AIM: Show each line that has the string "structure" in it.

DATA EXCERPTS:
▬▬▬▬▬▬
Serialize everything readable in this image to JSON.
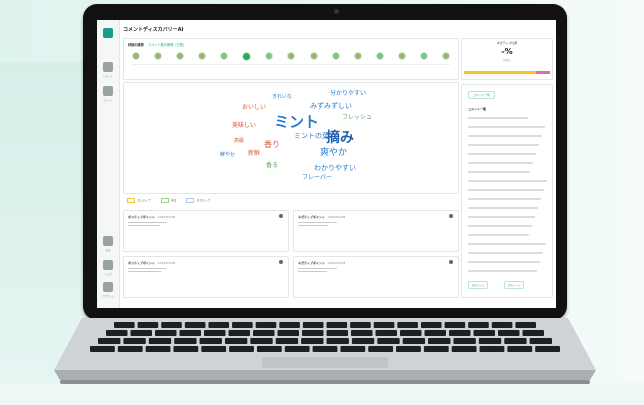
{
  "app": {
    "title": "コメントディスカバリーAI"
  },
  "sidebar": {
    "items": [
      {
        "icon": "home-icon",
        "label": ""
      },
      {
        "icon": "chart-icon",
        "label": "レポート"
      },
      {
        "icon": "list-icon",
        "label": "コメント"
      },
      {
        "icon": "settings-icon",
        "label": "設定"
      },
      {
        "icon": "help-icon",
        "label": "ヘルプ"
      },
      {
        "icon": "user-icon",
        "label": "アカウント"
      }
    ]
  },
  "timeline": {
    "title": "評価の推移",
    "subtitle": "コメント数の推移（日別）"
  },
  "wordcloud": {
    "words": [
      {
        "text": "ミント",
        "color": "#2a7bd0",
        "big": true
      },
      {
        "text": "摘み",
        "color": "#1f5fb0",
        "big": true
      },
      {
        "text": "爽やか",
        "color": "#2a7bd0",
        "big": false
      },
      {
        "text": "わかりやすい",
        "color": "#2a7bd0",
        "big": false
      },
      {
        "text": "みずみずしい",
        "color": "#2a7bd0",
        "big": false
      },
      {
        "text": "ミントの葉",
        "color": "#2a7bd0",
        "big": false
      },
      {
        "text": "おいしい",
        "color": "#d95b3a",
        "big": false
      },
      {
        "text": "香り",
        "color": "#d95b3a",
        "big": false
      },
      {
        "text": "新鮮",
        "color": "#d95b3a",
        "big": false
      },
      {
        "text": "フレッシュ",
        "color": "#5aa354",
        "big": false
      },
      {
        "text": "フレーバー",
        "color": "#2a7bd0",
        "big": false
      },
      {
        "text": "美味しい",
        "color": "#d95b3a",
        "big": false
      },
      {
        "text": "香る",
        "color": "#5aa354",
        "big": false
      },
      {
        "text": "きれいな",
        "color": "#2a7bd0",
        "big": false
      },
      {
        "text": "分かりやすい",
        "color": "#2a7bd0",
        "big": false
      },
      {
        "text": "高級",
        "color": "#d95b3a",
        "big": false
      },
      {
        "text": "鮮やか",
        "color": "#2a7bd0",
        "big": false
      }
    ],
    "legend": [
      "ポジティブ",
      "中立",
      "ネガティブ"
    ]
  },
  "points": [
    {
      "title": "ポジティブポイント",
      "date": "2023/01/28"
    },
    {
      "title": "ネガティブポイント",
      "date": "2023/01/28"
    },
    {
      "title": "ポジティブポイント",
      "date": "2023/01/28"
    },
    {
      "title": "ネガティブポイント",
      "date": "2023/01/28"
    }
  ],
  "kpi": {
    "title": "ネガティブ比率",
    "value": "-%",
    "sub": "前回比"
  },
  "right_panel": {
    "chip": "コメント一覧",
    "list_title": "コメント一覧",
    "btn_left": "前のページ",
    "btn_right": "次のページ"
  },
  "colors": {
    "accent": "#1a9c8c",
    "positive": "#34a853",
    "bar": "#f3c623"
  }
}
▬▬▬▬▬▬
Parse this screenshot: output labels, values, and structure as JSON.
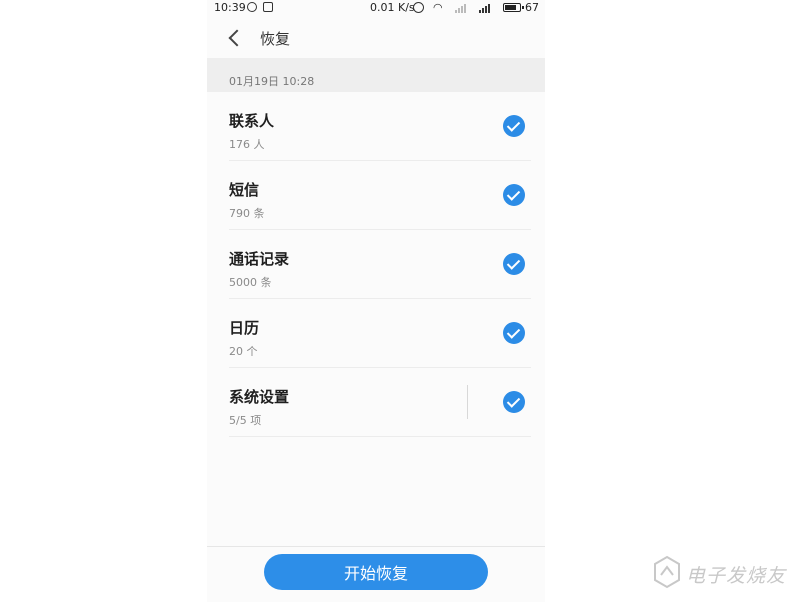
▬▬▬▬▬▬
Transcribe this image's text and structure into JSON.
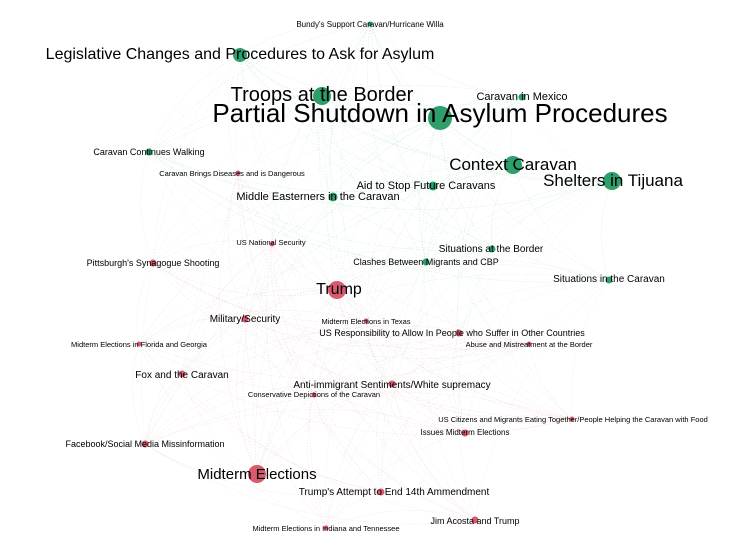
▬▬▬▬▬▬
FINISHED ANSWER:
Parse this screenshot: output labels, values, and structure as JSON.
Transcribe this image's text and structure into JSON.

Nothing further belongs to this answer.